(Data entries)
+ + +

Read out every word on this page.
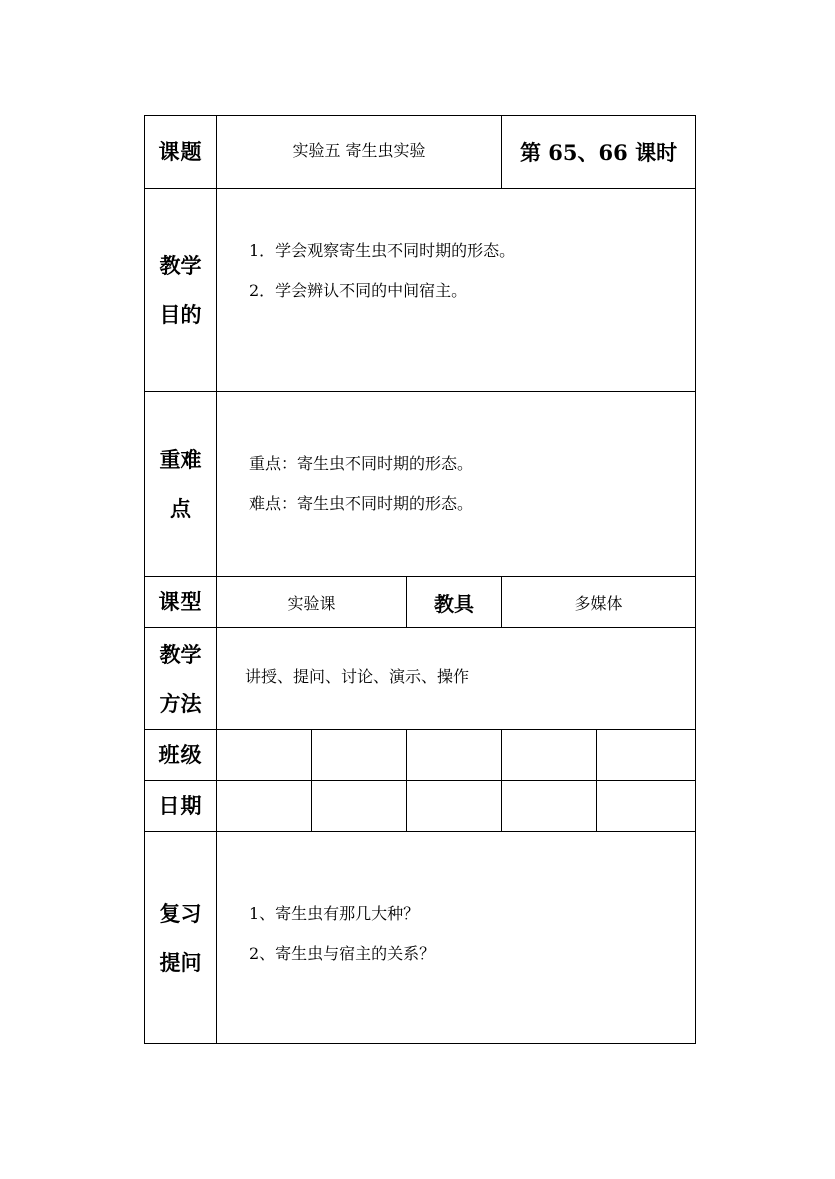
课题	实验五 寄生虫实验			第 65、66 课时	

教学
目的	1．学会观察寄生虫不同时期的形态。
2．学会辨认不同的中间宿主。				

重难
点	重点：寄生虫不同时期的形态。
难点：寄生虫不同时期的形态。				

课型	实验课		教具	多媒体	

教学
方法	讲授、提问、讨论、演示、操作				
班级					
日期					

复习
提问	1、寄生虫有那几大种？
2、寄生虫与宿主的关系？				
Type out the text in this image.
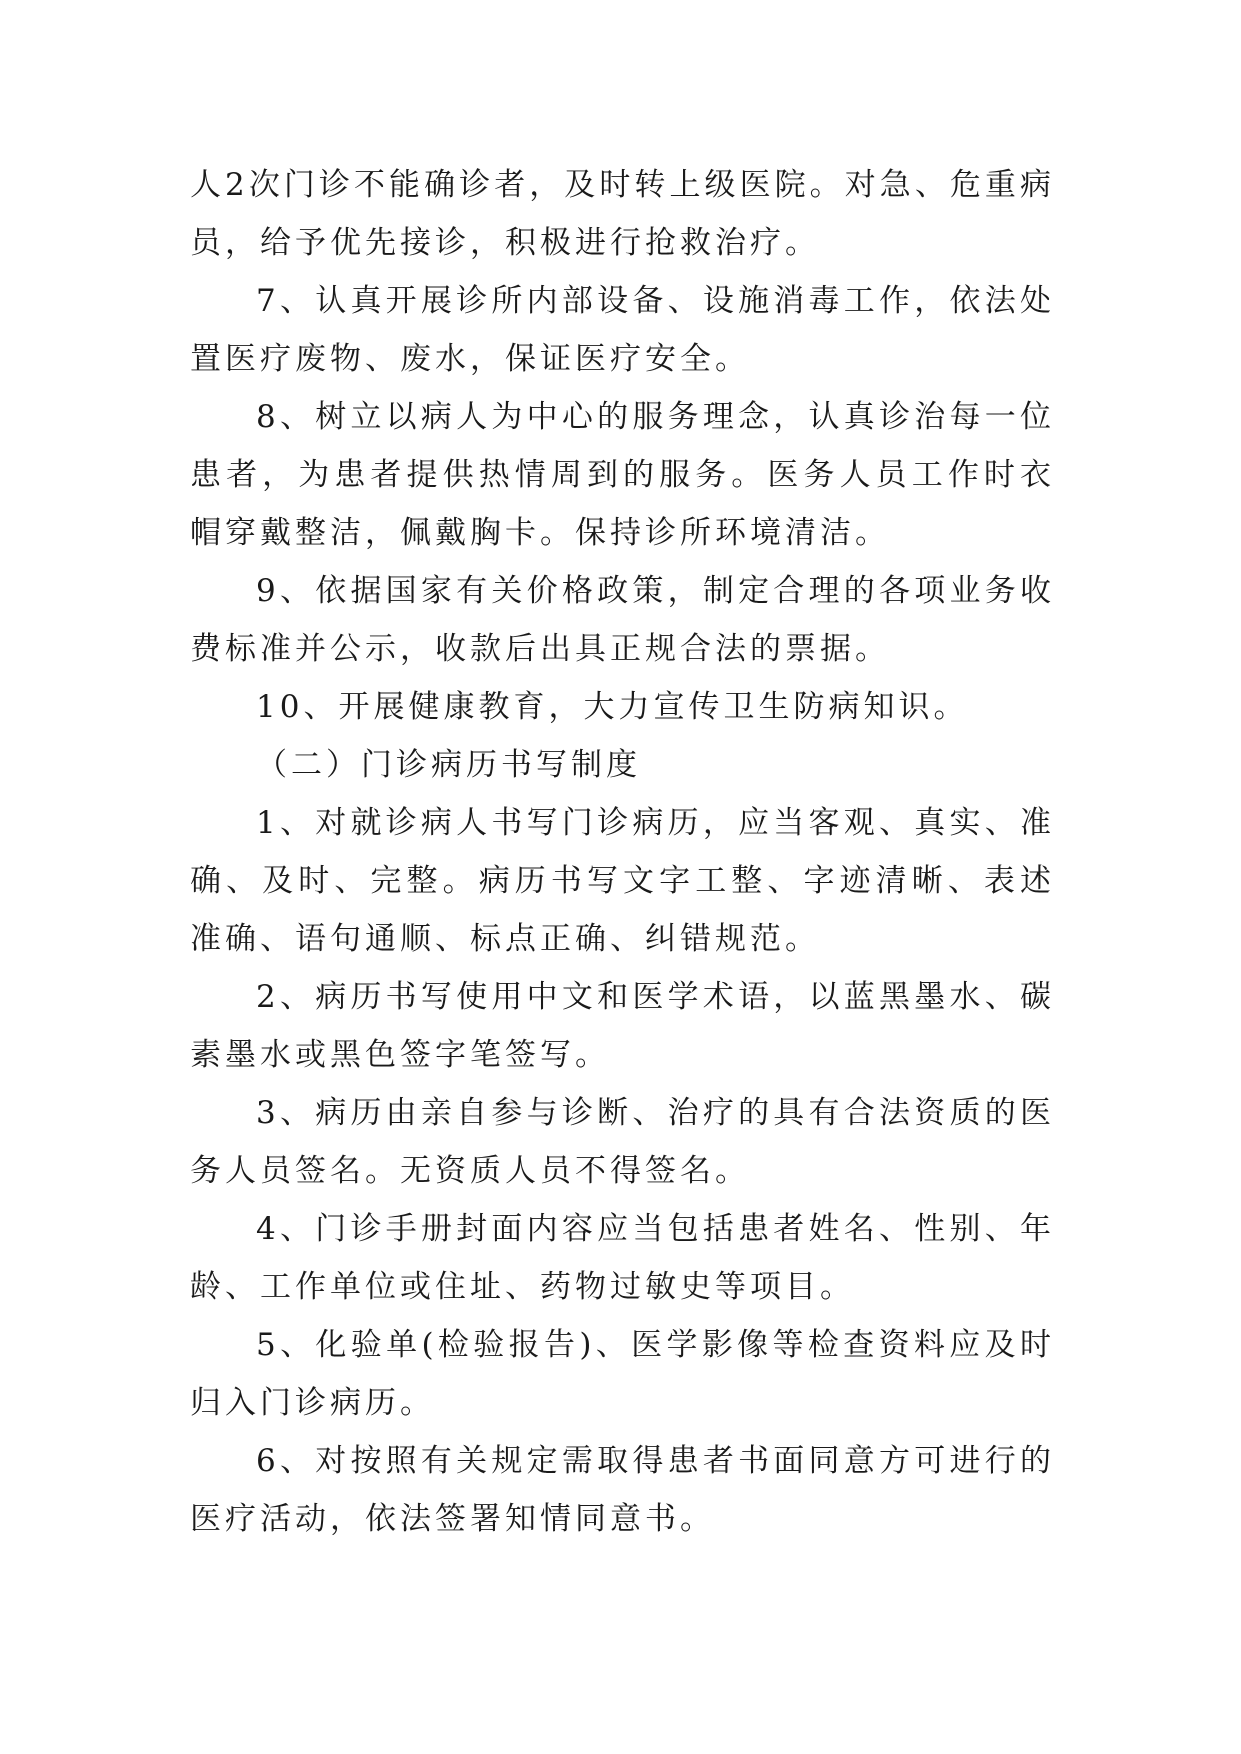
人2次门诊不能确诊者，及时转上级医院。对急、危重病员，给予优先接诊，积极进行抢救治疗。

7、认真开展诊所内部设备、设施消毒工作，依法处置医疗废物、废水，保证医疗安全。

8、树立以病人为中心的服务理念，认真诊治每一位患者，为患者提供热情周到的服务。医务人员工作时衣帽穿戴整洁，佩戴胸卡。保持诊所环境清洁。

9、依据国家有关价格政策，制定合理的各项业务收费标准并公示，收款后出具正规合法的票据。

10、开展健康教育，大力宣传卫生防病知识。

（二）门诊病历书写制度

1、对就诊病人书写门诊病历，应当客观、真实、准确、及时、完整。病历书写文字工整、字迹清晰、表述准确、语句通顺、标点正确、纠错规范。

2、病历书写使用中文和医学术语，以蓝黑墨水、碳素墨水或黑色签字笔签写。

3、病历由亲自参与诊断、治疗的具有合法资质的医务人员签名。无资质人员不得签名。

4、门诊手册封面内容应当包括患者姓名、性别、年龄、工作单位或住址、药物过敏史等项目。

5、化验单(检验报告)、医学影像等检查资料应及时归入门诊病历。

6、对按照有关规定需取得患者书面同意方可进行的医疗活动，依法签署知情同意书。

+ + +

Task directions | Leave out every picture and copy verbatim the lines running from the line containing "Type out the text in this image." through the final line of the data.

Exercise answer |
Type out the text in this image.
人2次门诊不能确诊者，及时转上级医院。对急、危重病员，给予优先接诊，积极进行抢救治疗。

7、认真开展诊所内部设备、设施消毒工作，依法处置医疗废物、废水，保证医疗安全。

8、树立以病人为中心的服务理念，认真诊治每一位患者，为患者提供热情周到的服务。医务人员工作时衣帽穿戴整洁，佩戴胸卡。保持诊所环境清洁。

9、依据国家有关价格政策，制定合理的各项业务收费标准并公示，收款后出具正规合法的票据。

10、开展健康教育，大力宣传卫生防病知识。

（二）门诊病历书写制度

1、对就诊病人书写门诊病历，应当客观、真实、准确、及时、完整。病历书写文字工整、字迹清晰、表述准确、语句通顺、标点正确、纠错规范。

2、病历书写使用中文和医学术语，以蓝黑墨水、碳素墨水或黑色签字笔签写。

3、病历由亲自参与诊断、治疗的具有合法资质的医务人员签名。无资质人员不得签名。

4、门诊手册封面内容应当包括患者姓名、性别、年龄、工作单位或住址、药物过敏史等项目。

5、化验单(检验报告)、医学影像等检查资料应及时归入门诊病历。

6、对按照有关规定需取得患者书面同意方可进行的医疗活动，依法签署知情同意书。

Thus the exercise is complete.